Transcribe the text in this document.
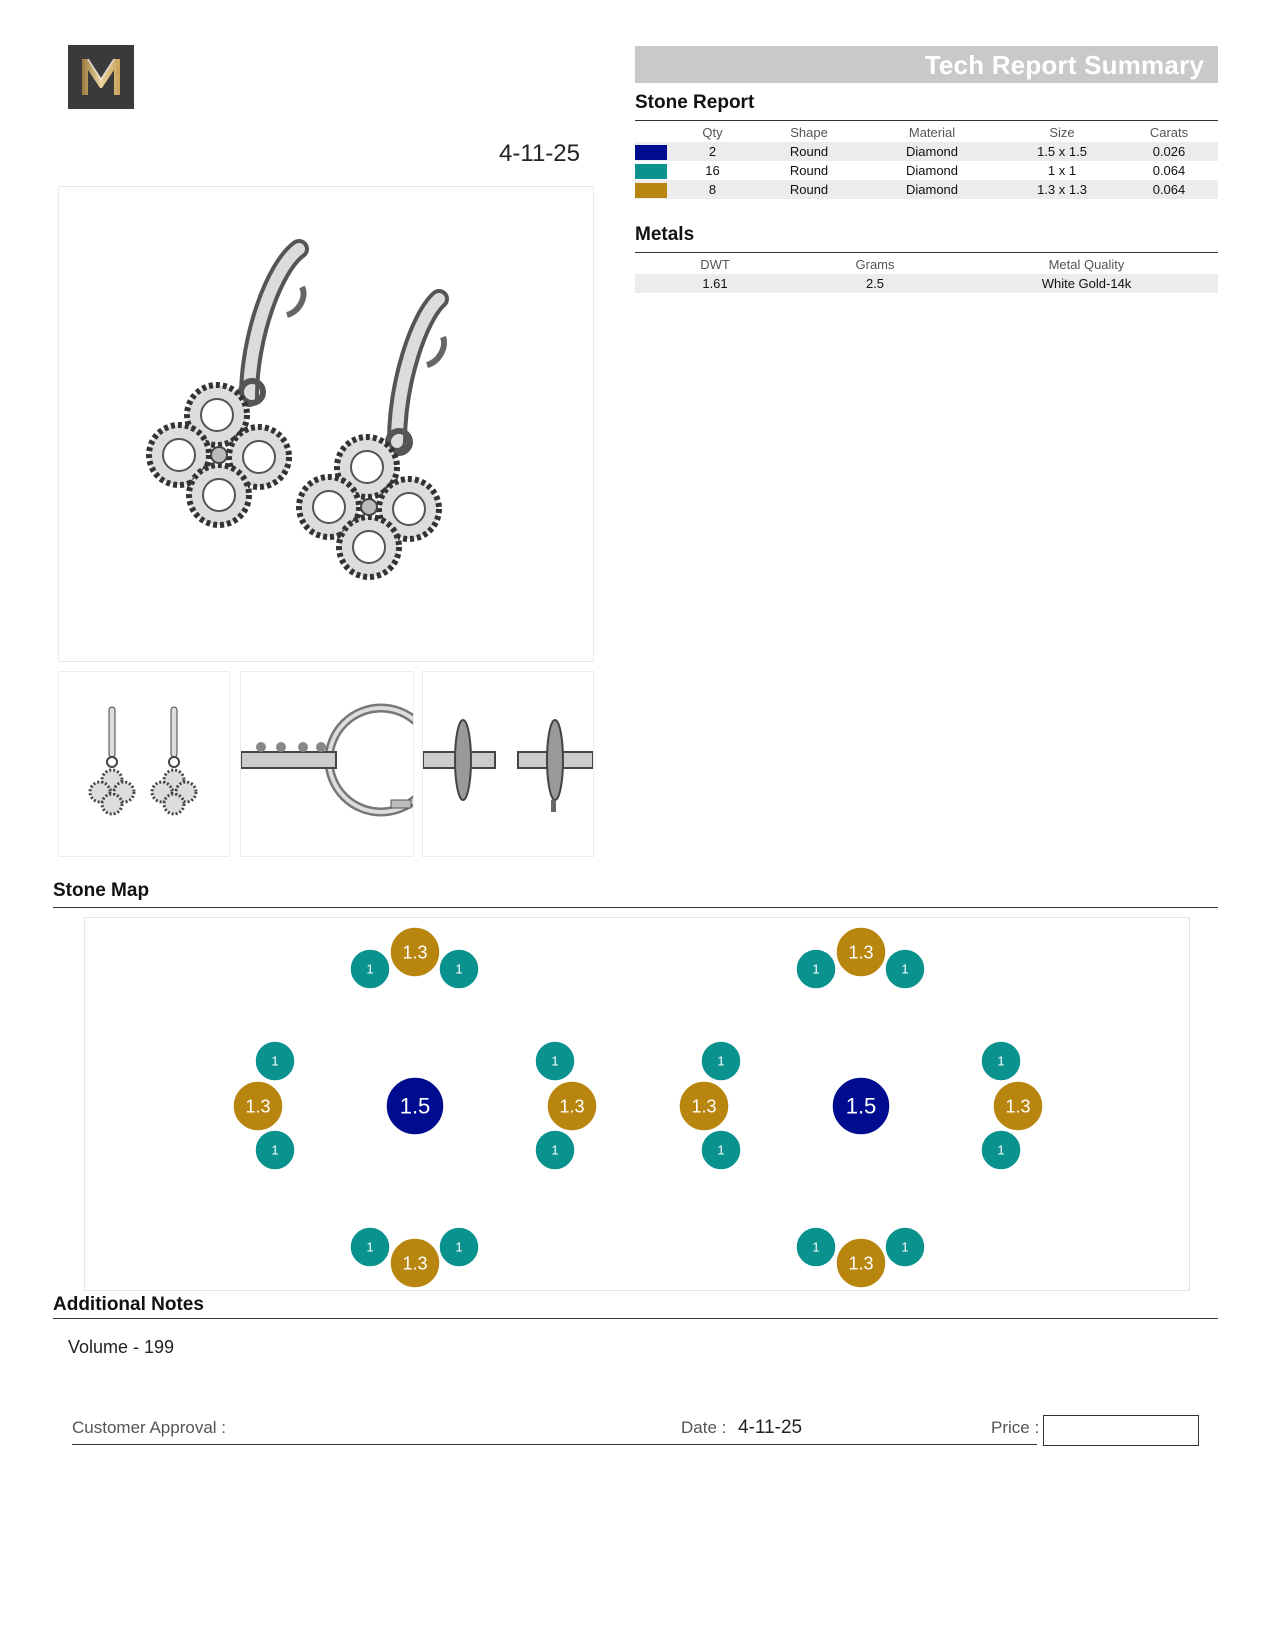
4-11-25
Tech Report Summary
Stone Report
	Qty	Shape	Material	Size	Carats
	2	Round	Diamond	1.5 x 1.5	0.026
	16	Round	Diamond	1 x 1	0.064
	8	Round	Diamond	1.3 x 1.3	0.064
Metals
DWT	Grams	Metal Quality
1.61	2.5	White Gold-14k
Stone Map
1.5
1	1
1.3
1	1
1.3
1
1.3
1
1
1.3
1
1.5
1	1
1.3
1	1
1.3
1
1.3
1
1
1.3
1
Additional Notes
Volume - 199
Customer Approval :	Date : 4-11-25	Price :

•••••

Copy each line that holds the word "Round".

**EXERCISE ANSWER:**
	2	Round	Diamond	1.5 x 1.5	0.026
	16	Round	Diamond	1 x 1	0.064
	8	Round	Diamond	1.3 x 1.3	0.064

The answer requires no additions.